Reproduce the entries below verbatim, from the start of the entries through the line containing "Text: N: N xyxy=(215,82,223,92)", both ends included.

§ Task material:
|---|

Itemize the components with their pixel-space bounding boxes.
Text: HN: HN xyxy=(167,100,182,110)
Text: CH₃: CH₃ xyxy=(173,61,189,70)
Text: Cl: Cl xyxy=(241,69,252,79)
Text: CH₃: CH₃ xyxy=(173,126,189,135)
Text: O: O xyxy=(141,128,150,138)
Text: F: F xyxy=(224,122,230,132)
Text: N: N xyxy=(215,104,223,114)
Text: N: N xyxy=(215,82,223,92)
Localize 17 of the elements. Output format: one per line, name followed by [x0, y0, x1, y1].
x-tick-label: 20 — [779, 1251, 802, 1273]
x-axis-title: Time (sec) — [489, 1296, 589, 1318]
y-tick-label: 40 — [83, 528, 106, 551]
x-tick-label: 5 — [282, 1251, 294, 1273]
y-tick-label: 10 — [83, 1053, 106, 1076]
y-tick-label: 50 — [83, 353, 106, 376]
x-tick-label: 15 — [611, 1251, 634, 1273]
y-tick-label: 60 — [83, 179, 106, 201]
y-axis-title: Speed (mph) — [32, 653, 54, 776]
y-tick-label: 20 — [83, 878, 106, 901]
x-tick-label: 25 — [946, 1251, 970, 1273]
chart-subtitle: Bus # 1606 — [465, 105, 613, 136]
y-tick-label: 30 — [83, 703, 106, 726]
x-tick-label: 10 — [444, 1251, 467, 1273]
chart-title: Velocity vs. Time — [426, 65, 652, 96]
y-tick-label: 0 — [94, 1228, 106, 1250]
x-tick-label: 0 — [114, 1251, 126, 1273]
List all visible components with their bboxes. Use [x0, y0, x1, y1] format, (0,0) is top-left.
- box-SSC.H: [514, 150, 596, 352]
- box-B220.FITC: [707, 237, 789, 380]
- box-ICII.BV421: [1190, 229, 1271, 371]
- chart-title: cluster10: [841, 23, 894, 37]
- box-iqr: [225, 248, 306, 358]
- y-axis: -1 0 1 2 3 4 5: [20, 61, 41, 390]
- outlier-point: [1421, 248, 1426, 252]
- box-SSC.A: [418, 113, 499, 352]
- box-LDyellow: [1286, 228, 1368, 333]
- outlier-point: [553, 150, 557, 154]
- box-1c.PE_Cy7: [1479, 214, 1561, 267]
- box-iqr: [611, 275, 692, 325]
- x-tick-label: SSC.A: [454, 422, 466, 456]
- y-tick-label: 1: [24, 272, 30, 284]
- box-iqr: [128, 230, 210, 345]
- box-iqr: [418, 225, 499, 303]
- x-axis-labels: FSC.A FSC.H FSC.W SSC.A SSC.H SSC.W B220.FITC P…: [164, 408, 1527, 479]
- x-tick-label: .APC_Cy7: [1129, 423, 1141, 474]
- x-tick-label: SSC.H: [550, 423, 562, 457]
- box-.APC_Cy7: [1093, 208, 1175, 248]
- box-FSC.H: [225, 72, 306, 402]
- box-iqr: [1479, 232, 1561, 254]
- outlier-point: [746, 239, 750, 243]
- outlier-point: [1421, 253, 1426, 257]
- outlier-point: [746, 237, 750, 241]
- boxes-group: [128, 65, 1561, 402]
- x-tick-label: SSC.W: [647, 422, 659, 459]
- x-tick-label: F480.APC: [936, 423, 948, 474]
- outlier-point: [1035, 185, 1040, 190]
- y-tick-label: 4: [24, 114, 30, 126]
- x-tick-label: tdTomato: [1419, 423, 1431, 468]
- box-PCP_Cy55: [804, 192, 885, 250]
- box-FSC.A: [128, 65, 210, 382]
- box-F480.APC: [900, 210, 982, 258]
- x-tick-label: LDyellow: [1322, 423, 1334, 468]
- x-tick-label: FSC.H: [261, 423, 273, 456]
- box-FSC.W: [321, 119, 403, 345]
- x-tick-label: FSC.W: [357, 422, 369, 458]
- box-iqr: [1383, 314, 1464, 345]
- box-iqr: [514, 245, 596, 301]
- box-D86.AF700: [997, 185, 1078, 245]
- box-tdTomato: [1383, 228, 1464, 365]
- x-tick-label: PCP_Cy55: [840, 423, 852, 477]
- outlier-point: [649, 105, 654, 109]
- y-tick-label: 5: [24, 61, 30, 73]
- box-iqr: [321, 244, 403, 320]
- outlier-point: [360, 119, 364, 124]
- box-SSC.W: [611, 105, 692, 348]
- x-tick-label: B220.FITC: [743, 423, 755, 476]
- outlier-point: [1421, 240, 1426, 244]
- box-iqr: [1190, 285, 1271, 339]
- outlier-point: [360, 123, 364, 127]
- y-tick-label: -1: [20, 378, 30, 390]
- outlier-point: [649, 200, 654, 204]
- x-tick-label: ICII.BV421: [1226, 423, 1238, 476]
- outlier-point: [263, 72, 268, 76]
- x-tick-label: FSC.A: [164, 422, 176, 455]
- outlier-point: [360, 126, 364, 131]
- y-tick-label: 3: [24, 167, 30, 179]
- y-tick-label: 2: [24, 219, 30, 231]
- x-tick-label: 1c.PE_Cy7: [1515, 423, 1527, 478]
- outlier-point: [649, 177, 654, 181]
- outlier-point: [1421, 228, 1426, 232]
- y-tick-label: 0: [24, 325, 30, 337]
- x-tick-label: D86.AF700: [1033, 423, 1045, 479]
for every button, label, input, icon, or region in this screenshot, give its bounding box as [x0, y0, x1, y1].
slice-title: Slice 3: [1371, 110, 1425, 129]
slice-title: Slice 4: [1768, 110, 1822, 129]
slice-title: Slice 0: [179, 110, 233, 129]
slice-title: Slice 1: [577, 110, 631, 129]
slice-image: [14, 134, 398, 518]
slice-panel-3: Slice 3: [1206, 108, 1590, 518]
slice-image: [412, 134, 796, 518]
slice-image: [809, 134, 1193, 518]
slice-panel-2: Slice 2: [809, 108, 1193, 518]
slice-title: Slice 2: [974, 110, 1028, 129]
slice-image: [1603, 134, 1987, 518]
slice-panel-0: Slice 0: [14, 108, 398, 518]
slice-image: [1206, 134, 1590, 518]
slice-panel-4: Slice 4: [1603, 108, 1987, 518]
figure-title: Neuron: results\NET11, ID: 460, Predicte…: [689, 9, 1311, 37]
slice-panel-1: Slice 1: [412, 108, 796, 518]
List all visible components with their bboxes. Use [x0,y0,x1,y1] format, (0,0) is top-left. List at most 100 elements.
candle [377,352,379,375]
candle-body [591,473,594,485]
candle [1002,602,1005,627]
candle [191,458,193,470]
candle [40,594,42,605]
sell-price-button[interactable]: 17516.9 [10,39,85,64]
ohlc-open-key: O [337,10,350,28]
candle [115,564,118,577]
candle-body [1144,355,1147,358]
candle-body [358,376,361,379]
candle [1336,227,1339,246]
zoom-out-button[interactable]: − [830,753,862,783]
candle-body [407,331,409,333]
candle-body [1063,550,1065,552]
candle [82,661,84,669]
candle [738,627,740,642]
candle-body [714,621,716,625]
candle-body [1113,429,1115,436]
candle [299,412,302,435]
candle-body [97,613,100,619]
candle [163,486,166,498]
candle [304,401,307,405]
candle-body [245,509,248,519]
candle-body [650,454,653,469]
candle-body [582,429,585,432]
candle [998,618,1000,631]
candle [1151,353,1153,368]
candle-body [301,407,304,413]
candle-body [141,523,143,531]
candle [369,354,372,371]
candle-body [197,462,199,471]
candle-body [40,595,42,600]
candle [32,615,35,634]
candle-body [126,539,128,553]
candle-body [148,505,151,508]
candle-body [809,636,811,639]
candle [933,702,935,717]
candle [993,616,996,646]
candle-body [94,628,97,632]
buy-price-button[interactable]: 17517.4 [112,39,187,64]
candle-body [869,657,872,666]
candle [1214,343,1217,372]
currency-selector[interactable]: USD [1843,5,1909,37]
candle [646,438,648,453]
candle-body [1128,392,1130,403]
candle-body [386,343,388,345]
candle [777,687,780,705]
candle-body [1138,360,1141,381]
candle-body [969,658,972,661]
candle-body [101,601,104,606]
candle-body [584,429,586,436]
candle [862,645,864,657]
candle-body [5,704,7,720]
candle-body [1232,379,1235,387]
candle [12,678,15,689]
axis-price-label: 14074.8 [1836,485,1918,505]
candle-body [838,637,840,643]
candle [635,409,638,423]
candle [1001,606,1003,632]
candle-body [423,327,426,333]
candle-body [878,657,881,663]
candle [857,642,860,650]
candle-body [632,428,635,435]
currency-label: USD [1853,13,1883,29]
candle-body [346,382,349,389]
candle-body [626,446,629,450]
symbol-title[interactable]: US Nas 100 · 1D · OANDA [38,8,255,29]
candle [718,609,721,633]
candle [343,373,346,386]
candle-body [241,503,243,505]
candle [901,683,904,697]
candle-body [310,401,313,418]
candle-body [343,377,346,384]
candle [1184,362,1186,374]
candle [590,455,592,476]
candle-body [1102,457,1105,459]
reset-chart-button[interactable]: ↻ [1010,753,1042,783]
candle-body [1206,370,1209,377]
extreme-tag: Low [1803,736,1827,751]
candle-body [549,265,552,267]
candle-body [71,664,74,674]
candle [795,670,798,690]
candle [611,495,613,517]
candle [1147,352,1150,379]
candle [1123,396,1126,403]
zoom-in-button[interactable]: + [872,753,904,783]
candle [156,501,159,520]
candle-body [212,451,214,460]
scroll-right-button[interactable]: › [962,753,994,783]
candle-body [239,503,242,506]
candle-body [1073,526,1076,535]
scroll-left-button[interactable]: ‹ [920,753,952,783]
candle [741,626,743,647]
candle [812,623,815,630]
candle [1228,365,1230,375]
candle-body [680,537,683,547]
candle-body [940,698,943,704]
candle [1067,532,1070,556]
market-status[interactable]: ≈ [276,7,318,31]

|---|

§ Answer to this exercise:
Itemize the components with their pixel-space bounding boxes.
Text: HN: HN xyxy=(167,100,182,110)
Text: CH₃: CH₃ xyxy=(173,61,189,70)
Text: Cl: Cl xyxy=(241,69,252,79)
Text: CH₃: CH₃ xyxy=(173,126,189,135)
Text: O: O xyxy=(141,128,150,138)
Text: F: F xyxy=(224,122,230,132)
Text: N: N xyxy=(215,104,223,114)
Text: N: N xyxy=(215,82,223,92)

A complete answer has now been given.